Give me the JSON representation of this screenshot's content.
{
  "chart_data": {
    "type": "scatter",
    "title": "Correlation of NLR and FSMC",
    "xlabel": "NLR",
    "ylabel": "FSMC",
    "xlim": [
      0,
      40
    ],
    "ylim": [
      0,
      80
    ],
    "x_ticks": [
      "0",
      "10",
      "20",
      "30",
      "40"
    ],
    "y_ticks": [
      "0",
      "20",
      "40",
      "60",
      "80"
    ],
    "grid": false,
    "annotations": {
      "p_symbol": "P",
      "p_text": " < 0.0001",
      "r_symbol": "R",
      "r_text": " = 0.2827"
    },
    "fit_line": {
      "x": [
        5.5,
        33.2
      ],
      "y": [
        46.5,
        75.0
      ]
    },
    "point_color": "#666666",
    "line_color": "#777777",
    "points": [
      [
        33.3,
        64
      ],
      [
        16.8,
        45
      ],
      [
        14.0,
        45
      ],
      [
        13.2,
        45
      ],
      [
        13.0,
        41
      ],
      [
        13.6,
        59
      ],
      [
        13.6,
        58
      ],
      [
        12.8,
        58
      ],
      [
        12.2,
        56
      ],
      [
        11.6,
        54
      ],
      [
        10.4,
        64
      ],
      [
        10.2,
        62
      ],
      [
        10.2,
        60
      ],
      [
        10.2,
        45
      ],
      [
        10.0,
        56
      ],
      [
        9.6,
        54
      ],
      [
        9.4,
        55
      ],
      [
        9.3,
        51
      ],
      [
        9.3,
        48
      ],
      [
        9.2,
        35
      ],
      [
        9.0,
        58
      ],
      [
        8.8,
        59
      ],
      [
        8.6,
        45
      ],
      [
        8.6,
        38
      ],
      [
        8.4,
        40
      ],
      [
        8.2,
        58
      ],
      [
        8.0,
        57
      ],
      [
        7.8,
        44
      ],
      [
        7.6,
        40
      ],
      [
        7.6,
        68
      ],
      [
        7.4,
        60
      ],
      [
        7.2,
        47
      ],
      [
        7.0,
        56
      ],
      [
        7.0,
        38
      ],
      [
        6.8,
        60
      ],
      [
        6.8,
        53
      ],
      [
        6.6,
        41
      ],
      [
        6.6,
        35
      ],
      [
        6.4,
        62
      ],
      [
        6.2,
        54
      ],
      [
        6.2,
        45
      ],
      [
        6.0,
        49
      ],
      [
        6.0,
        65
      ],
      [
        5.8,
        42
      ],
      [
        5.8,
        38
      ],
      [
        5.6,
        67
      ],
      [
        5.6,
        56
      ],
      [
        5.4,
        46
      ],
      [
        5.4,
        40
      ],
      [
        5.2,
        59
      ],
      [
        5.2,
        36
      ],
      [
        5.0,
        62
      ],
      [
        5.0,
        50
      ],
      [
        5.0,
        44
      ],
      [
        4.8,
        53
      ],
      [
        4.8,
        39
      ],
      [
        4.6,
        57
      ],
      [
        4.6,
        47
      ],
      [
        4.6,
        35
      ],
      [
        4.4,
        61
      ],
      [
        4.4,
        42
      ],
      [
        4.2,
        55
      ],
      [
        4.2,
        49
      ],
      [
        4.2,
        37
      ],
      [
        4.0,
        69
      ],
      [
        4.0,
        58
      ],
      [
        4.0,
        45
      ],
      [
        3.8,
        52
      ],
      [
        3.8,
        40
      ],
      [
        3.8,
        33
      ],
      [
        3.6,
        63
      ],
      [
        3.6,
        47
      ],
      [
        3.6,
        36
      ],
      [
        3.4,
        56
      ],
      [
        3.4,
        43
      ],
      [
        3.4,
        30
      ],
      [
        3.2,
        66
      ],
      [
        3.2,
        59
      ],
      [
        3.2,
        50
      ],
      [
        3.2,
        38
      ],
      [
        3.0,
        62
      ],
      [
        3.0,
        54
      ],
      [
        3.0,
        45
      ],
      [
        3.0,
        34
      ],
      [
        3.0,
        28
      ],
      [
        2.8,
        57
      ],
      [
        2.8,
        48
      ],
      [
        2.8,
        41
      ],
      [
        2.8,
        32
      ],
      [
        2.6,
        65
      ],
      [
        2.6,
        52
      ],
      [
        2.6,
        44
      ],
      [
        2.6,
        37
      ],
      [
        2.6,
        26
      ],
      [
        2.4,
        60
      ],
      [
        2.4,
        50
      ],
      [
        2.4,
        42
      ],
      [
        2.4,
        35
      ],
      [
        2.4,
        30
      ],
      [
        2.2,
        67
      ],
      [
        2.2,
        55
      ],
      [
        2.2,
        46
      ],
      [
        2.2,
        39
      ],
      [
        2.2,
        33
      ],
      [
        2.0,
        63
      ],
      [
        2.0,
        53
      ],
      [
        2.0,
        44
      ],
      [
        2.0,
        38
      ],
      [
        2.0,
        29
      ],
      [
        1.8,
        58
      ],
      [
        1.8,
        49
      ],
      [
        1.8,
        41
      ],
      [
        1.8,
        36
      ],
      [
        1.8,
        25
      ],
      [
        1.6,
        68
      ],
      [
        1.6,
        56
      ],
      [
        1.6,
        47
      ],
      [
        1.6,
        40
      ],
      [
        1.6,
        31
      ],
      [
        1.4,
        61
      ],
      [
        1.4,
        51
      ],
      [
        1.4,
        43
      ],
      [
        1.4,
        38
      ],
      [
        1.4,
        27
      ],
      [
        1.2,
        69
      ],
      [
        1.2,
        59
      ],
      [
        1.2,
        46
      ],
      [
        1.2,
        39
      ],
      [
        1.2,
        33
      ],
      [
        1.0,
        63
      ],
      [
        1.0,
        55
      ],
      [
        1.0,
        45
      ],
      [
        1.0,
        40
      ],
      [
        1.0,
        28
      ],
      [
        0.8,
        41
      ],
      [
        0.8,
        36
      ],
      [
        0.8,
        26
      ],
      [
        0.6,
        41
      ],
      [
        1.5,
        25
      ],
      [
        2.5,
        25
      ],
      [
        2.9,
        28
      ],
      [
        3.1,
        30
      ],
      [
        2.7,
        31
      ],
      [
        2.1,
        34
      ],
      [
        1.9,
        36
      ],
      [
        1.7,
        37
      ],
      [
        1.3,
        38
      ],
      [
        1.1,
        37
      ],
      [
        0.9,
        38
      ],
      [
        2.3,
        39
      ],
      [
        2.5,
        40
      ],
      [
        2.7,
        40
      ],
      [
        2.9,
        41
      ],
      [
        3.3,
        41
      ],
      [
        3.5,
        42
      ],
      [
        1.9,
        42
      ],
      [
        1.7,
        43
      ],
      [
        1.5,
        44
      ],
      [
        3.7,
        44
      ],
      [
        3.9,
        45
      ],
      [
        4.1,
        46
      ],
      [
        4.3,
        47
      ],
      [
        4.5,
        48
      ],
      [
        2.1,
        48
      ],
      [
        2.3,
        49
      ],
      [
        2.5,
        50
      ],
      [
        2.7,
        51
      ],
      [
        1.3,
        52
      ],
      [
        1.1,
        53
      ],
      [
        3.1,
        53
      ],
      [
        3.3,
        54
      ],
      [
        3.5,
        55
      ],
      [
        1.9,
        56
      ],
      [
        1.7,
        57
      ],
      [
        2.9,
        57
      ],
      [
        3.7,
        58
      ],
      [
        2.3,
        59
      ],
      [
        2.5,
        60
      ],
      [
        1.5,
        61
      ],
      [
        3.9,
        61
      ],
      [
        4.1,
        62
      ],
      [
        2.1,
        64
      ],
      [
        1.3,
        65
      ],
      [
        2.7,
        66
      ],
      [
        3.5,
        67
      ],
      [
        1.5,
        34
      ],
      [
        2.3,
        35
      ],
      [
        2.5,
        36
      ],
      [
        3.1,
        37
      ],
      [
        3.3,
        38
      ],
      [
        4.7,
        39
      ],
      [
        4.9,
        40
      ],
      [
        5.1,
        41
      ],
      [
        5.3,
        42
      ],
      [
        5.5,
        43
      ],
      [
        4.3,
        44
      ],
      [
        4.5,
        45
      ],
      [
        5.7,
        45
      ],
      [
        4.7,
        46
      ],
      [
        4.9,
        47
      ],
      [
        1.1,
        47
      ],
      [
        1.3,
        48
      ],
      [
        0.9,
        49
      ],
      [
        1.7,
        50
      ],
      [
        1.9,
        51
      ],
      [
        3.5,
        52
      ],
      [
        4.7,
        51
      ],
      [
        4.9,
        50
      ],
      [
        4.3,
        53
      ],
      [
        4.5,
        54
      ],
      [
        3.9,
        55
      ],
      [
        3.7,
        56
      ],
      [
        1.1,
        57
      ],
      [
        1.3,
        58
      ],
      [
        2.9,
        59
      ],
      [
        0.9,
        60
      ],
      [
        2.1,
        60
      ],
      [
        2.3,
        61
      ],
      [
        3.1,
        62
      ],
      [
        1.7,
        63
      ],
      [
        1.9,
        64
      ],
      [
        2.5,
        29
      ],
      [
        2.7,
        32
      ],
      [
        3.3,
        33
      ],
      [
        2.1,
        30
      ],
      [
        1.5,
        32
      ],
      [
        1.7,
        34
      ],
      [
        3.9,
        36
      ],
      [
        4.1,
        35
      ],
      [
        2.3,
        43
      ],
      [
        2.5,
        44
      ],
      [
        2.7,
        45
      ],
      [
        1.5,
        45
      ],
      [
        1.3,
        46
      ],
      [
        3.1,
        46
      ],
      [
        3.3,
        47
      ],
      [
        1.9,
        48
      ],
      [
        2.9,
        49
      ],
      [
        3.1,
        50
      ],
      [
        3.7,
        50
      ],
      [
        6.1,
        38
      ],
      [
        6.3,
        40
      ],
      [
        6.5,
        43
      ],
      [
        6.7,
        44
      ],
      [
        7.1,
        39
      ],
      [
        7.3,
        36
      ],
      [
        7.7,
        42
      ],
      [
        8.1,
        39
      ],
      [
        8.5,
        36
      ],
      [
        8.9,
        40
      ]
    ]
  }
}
◆ ◆ ◆ ◆ ◆
Out of the records, collect only those lines that contain the string "FSMC".

## Exercise response
    "title": "Correlation of NLR and FSMC",
    "ylabel": "FSMC",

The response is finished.